:: TASK ::
Every line must be returned precisely as it is written.

:: EXTRACTED ENTRIES ::
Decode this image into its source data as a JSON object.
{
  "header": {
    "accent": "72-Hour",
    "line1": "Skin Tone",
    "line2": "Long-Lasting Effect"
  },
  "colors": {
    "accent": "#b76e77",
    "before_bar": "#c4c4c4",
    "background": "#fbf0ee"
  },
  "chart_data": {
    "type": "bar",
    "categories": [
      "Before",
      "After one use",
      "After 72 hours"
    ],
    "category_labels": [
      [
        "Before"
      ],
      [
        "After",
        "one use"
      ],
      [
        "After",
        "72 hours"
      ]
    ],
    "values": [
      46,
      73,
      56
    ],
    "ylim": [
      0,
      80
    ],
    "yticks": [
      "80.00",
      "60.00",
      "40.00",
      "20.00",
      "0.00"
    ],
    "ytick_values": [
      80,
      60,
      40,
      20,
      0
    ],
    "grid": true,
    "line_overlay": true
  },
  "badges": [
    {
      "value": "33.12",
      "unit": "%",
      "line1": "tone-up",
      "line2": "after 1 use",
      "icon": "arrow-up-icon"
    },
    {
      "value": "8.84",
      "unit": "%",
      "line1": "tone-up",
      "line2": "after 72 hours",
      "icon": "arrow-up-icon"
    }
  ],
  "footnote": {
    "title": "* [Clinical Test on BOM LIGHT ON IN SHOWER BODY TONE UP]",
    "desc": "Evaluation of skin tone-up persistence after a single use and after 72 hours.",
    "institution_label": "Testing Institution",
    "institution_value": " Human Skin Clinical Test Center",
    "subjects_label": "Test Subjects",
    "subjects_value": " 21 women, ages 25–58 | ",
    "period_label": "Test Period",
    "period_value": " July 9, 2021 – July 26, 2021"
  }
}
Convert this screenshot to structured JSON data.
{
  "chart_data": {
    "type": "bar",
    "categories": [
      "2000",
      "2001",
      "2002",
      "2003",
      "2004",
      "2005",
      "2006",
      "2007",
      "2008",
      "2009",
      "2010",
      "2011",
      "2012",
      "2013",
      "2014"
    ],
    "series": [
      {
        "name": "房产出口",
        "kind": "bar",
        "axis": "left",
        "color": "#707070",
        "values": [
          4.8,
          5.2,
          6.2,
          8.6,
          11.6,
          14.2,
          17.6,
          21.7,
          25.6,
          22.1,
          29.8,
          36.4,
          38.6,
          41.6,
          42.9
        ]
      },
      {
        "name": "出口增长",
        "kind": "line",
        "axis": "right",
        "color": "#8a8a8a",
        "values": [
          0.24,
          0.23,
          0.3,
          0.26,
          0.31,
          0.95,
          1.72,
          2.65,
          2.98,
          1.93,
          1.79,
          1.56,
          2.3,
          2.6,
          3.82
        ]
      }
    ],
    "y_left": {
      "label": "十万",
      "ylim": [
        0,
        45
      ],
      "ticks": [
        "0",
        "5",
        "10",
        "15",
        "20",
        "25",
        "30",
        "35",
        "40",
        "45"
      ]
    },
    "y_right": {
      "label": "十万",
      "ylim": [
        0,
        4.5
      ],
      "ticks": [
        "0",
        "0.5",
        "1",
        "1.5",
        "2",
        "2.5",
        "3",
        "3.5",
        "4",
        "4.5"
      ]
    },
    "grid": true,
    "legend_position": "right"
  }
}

:: ANSWER TO THE TASK ::
Decode this image into its source data as a JSON object.
{
  "header": {
    "accent": "72-Hour",
    "line1": "Skin Tone",
    "line2": "Long-Lasting Effect"
  },
  "colors": {
    "accent": "#b76e77",
    "before_bar": "#c4c4c4",
    "background": "#fbf0ee"
  },
  "chart_data": {
    "type": "bar",
    "categories": [
      "Before",
      "After one use",
      "After 72 hours"
    ],
    "category_labels": [
      [
        "Before"
      ],
      [
        "After",
        "one use"
      ],
      [
        "After",
        "72 hours"
      ]
    ],
    "values": [
      46,
      73,
      56
    ],
    "ylim": [
      0,
      80
    ],
    "yticks": [
      "80.00",
      "60.00",
      "40.00",
      "20.00",
      "0.00"
    ],
    "ytick_values": [
      80,
      60,
      40,
      20,
      0
    ],
    "grid": true,
    "line_overlay": true
  },
  "badges": [
    {
      "value": "33.12",
      "unit": "%",
      "line1": "tone-up",
      "line2": "after 1 use",
      "icon": "arrow-up-icon"
    },
    {
      "value": "8.84",
      "unit": "%",
      "line1": "tone-up",
      "line2": "after 72 hours",
      "icon": "arrow-up-icon"
    }
  ],
  "footnote": {
    "title": "* [Clinical Test on BOM LIGHT ON IN SHOWER BODY TONE UP]",
    "desc": "Evaluation of skin tone-up persistence after a single use and after 72 hours.",
    "institution_label": "Testing Institution",
    "institution_value": " Human Skin Clinical Test Center",
    "subjects_label": "Test Subjects",
    "subjects_value": " 21 women, ages 25–58 | ",
    "period_label": "Test Period",
    "period_value": " July 9, 2021 – July 26, 2021"
  }
}
Convert this screenshot to structured JSON data.
{
  "chart_data": {
    "type": "bar",
    "categories": [
      "2000",
      "2001",
      "2002",
      "2003",
      "2004",
      "2005",
      "2006",
      "2007",
      "2008",
      "2009",
      "2010",
      "2011",
      "2012",
      "2013",
      "2014"
    ],
    "series": [
      {
        "name": "房产出口",
        "kind": "bar",
        "axis": "left",
        "color": "#707070",
        "values": [
          4.8,
          5.2,
          6.2,
          8.6,
          11.6,
          14.2,
          17.6,
          21.7,
          25.6,
          22.1,
          29.8,
          36.4,
          38.6,
          41.6,
          42.9
        ]
      },
      {
        "name": "出口增长",
        "kind": "line",
        "axis": "right",
        "color": "#8a8a8a",
        "values": [
          0.24,
          0.23,
          0.3,
          0.26,
          0.31,
          0.95,
          1.72,
          2.65,
          2.98,
          1.93,
          1.79,
          1.56,
          2.3,
          2.6,
          3.82
        ]
      }
    ],
    "y_left": {
      "label": "十万",
      "ylim": [
        0,
        45
      ],
      "ticks": [
        "0",
        "5",
        "10",
        "15",
        "20",
        "25",
        "30",
        "35",
        "40",
        "45"
      ]
    },
    "y_right": {
      "label": "十万",
      "ylim": [
        0,
        4.5
      ],
      "ticks": [
        "0",
        "0.5",
        "1",
        "1.5",
        "2",
        "2.5",
        "3",
        "3.5",
        "4",
        "4.5"
      ]
    },
    "grid": true,
    "legend_position": "right"
  }
}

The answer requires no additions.